[Extracted records]

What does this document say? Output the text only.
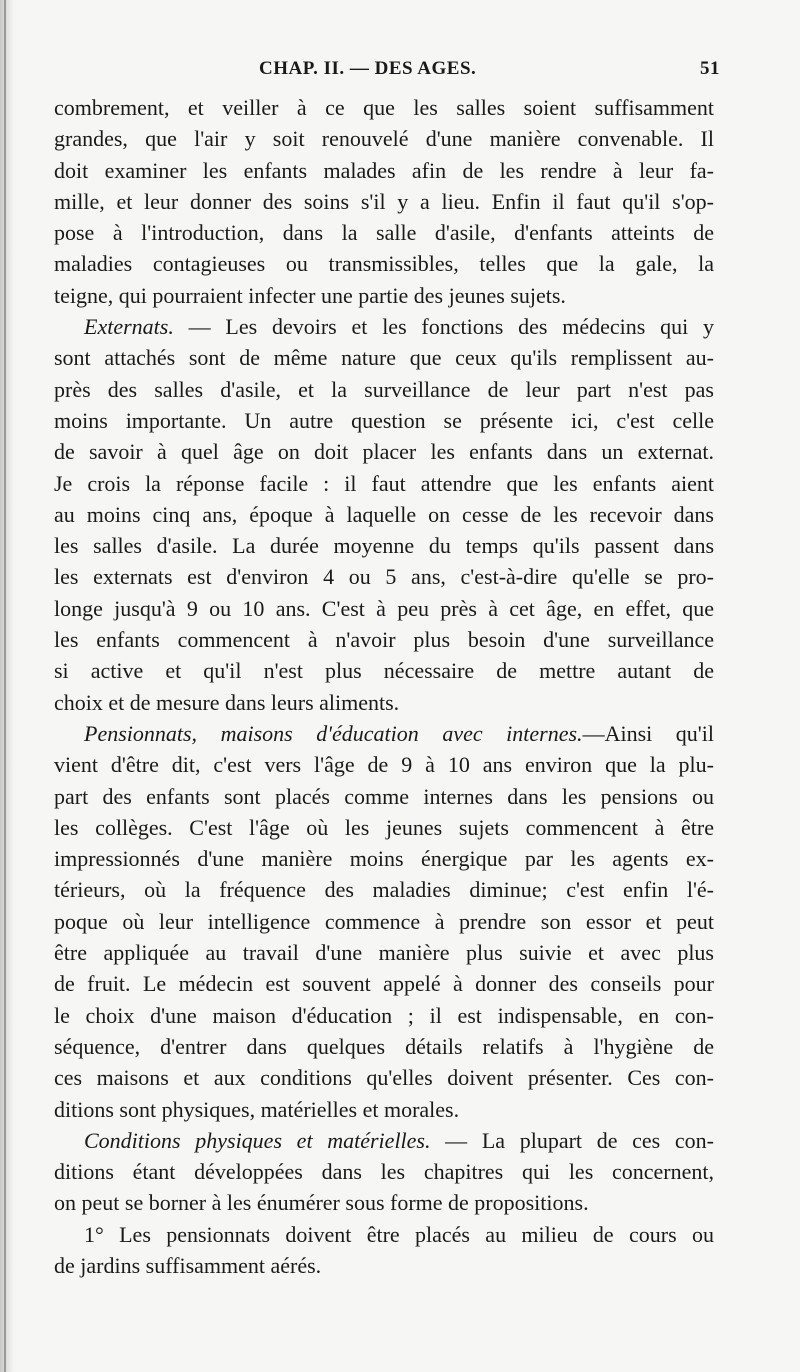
CHAP. II. — DES AGES.	51

combrement, et veiller à ce que les salles soient suffisamment
grandes, que l'air y soit renouvelé d'une manière convenable. Il
doit examiner les enfants malades afin de les rendre à leur fa-
mille, et leur donner des soins s'il y a lieu. Enfin il faut qu'il s'op-
pose à l'introduction, dans la salle d'asile, d'enfants atteints de
maladies contagieuses ou transmissibles, telles que la gale, la
teigne, qui pourraient infecter une partie des jeunes sujets.

Externats. — Les devoirs et les fonctions des médecins qui y
sont attachés sont de même nature que ceux qu'ils remplissent au-
près des salles d'asile, et la surveillance de leur part n'est pas
moins importante. Un autre question se présente ici, c'est celle
de savoir à quel âge on doit placer les enfants dans un externat.
Je crois la réponse facile : il faut attendre que les enfants aient
au moins cinq ans, époque à laquelle on cesse de les recevoir dans
les salles d'asile. La durée moyenne du temps qu'ils passent dans
les externats est d'environ 4 ou 5 ans, c'est-à-dire qu'elle se pro-
longe jusqu'à 9 ou 10 ans. C'est à peu près à cet âge, en effet, que
les enfants commencent à n'avoir plus besoin d'une surveillance
si active et qu'il n'est plus nécessaire de mettre autant de
choix et de mesure dans leurs aliments.

Pensionnats, maisons d'éducation avec internes.—Ainsi qu'il
vient d'être dit, c'est vers l'âge de 9 à 10 ans environ que la plu-
part des enfants sont placés comme internes dans les pensions ou
les collèges. C'est l'âge où les jeunes sujets commencent à être
impressionnés d'une manière moins énergique par les agents ex-
térieurs, où la fréquence des maladies diminue; c'est enfin l'é-
poque où leur intelligence commence à prendre son essor et peut
être appliquée au travail d'une manière plus suivie et avec plus
de fruit. Le médecin est souvent appelé à donner des conseils pour
le choix d'une maison d'éducation ; il est indispensable, en con-
séquence, d'entrer dans quelques détails relatifs à l'hygiène de
ces maisons et aux conditions qu'elles doivent présenter. Ces con-
ditions sont physiques, matérielles et morales.

Conditions physiques et matérielles. — La plupart de ces con-
ditions étant développées dans les chapitres qui les concernent,
on peut se borner à les énumérer sous forme de propositions.

1° Les pensionnats doivent être placés au milieu de cours ou
de jardins suffisamment aérés.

CHALLENGE. Make a verbatim copy of all the entries and strip out the pictures.

RESULT OF THE EXERCISE.
What does this document say? Output the text only.
CHAP. II. — DES AGES.	51

combrement, et veiller à ce que les salles soient suffisamment
grandes, que l'air y soit renouvelé d'une manière convenable. Il
doit examiner les enfants malades afin de les rendre à leur fa-
mille, et leur donner des soins s'il y a lieu. Enfin il faut qu'il s'op-
pose à l'introduction, dans la salle d'asile, d'enfants atteints de
maladies contagieuses ou transmissibles, telles que la gale, la
teigne, qui pourraient infecter une partie des jeunes sujets.

Externats. — Les devoirs et les fonctions des médecins qui y
sont attachés sont de même nature que ceux qu'ils remplissent au-
près des salles d'asile, et la surveillance de leur part n'est pas
moins importante. Un autre question se présente ici, c'est celle
de savoir à quel âge on doit placer les enfants dans un externat.
Je crois la réponse facile : il faut attendre que les enfants aient
au moins cinq ans, époque à laquelle on cesse de les recevoir dans
les salles d'asile. La durée moyenne du temps qu'ils passent dans
les externats est d'environ 4 ou 5 ans, c'est-à-dire qu'elle se pro-
longe jusqu'à 9 ou 10 ans. C'est à peu près à cet âge, en effet, que
les enfants commencent à n'avoir plus besoin d'une surveillance
si active et qu'il n'est plus nécessaire de mettre autant de
choix et de mesure dans leurs aliments.

Pensionnats, maisons d'éducation avec internes.—Ainsi qu'il
vient d'être dit, c'est vers l'âge de 9 à 10 ans environ que la plu-
part des enfants sont placés comme internes dans les pensions ou
les collèges. C'est l'âge où les jeunes sujets commencent à être
impressionnés d'une manière moins énergique par les agents ex-
térieurs, où la fréquence des maladies diminue; c'est enfin l'é-
poque où leur intelligence commence à prendre son essor et peut
être appliquée au travail d'une manière plus suivie et avec plus
de fruit. Le médecin est souvent appelé à donner des conseils pour
le choix d'une maison d'éducation ; il est indispensable, en con-
séquence, d'entrer dans quelques détails relatifs à l'hygiène de
ces maisons et aux conditions qu'elles doivent présenter. Ces con-
ditions sont physiques, matérielles et morales.

Conditions physiques et matérielles. — La plupart de ces con-
ditions étant développées dans les chapitres qui les concernent,
on peut se borner à les énumérer sous forme de propositions.

1° Les pensionnats doivent être placés au milieu de cours ou
de jardins suffisamment aérés.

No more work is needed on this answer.